### Task to complete
Lines that hold the word "this" should be located and copied.

### The data
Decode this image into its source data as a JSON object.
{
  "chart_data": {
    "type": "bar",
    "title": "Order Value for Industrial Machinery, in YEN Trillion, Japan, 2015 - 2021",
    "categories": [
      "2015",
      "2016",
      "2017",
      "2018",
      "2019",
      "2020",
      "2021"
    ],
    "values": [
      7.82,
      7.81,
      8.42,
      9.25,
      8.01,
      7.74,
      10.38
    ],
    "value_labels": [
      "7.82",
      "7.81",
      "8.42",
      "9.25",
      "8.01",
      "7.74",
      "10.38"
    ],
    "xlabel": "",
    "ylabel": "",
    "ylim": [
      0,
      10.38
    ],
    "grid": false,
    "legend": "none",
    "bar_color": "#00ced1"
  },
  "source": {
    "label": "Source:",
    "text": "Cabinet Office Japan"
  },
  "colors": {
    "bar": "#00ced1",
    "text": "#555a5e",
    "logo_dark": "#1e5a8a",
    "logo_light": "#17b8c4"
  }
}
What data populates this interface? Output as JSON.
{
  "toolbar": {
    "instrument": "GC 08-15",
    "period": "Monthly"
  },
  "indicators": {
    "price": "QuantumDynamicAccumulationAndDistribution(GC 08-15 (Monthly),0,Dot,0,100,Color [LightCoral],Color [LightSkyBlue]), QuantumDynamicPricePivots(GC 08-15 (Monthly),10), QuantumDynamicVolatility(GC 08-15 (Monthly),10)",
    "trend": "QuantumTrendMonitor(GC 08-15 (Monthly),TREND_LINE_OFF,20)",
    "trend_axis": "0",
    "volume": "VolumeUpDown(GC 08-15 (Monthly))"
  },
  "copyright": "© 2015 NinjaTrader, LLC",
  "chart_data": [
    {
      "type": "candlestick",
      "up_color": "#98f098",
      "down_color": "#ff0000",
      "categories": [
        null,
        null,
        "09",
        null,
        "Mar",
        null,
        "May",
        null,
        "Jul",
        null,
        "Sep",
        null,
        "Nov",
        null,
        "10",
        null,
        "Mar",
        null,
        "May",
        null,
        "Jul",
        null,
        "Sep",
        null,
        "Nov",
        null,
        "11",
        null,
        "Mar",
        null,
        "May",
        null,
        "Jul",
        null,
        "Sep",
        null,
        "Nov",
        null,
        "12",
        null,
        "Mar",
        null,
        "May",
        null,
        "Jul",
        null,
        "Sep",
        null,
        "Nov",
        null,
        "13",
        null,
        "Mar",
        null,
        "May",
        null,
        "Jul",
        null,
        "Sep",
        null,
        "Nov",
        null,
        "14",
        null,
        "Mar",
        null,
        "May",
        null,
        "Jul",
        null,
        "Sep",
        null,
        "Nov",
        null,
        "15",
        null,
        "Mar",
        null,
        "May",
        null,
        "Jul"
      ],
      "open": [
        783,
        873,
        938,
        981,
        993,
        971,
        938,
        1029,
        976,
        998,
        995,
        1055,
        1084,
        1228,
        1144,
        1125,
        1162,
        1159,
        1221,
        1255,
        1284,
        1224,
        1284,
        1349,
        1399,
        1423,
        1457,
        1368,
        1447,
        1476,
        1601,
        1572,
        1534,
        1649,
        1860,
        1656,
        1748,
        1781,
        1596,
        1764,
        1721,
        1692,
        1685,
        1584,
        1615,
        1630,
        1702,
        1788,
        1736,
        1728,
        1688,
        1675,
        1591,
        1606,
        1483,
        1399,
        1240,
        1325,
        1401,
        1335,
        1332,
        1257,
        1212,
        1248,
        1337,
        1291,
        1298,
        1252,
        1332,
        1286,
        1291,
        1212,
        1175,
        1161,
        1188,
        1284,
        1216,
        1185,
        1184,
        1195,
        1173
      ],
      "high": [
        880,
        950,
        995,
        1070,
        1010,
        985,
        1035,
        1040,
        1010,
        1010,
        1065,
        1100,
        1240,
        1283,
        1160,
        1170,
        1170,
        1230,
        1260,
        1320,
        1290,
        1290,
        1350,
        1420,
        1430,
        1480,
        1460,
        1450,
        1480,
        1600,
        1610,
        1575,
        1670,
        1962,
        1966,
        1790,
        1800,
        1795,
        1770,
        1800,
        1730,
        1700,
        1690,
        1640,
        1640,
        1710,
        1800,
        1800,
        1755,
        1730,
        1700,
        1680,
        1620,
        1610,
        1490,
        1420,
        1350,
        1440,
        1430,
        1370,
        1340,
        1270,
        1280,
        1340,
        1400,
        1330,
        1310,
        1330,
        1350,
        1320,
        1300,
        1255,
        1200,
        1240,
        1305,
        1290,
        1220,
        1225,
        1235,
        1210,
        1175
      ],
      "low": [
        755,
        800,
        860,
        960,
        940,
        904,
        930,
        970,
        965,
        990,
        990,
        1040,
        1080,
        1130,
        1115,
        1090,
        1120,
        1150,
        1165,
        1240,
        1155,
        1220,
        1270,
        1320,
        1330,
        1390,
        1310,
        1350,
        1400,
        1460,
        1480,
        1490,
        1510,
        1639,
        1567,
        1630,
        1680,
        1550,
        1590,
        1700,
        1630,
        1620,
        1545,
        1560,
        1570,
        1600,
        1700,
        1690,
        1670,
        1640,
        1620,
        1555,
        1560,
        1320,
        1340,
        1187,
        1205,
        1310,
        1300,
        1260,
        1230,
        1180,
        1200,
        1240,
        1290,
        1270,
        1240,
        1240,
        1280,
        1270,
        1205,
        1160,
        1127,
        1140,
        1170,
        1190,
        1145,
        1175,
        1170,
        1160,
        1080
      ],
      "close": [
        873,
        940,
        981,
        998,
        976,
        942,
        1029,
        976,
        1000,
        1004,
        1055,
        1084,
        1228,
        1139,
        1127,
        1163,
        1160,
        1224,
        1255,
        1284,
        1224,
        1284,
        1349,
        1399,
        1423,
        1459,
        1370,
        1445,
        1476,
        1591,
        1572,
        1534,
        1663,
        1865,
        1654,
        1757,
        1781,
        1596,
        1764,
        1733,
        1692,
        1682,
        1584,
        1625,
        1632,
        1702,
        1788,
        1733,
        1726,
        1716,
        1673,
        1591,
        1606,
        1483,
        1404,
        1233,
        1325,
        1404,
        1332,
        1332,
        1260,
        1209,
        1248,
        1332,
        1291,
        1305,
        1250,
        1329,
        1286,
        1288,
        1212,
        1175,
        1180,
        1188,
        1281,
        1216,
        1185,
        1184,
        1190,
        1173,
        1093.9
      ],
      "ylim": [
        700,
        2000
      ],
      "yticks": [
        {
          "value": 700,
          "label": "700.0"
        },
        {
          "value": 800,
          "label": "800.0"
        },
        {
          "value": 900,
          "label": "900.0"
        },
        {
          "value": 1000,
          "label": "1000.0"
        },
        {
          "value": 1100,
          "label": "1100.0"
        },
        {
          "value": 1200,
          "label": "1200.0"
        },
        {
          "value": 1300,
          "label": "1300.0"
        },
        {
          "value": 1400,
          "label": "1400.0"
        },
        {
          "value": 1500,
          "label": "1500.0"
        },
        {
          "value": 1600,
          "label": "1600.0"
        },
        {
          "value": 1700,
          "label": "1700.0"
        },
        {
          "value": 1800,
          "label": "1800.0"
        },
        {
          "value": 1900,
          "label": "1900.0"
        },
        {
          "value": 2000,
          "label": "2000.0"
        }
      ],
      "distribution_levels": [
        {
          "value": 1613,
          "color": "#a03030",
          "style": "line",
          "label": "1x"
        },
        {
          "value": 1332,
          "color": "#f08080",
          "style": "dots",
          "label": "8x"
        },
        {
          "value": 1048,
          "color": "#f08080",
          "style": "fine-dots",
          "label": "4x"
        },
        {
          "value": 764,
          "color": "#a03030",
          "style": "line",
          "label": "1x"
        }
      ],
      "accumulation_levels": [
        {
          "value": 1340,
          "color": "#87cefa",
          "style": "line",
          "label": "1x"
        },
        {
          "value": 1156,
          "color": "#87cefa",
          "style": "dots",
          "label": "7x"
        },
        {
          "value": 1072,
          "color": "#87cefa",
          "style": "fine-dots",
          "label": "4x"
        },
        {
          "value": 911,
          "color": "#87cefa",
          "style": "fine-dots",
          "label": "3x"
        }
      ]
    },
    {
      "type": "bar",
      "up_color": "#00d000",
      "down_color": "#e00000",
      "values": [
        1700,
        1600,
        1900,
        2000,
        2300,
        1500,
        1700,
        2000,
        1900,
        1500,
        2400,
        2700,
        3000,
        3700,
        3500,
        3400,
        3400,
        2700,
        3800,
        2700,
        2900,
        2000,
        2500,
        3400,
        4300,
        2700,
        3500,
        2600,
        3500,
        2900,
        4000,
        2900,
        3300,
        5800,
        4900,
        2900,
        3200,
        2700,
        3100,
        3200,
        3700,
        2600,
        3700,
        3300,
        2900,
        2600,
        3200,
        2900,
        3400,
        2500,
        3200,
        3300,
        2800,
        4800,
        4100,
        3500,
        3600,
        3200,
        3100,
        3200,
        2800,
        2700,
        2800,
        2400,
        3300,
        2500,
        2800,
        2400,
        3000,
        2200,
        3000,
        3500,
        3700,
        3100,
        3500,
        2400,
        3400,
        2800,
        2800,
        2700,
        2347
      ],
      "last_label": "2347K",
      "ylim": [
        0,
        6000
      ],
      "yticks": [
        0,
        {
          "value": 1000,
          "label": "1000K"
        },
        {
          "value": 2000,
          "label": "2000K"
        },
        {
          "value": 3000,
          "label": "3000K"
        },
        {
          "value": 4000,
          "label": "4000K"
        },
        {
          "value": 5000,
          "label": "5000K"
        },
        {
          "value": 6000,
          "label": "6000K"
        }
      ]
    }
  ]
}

### Reply
Decode this image into its source data as a JSON object.
What data populates this interface? Output as JSON.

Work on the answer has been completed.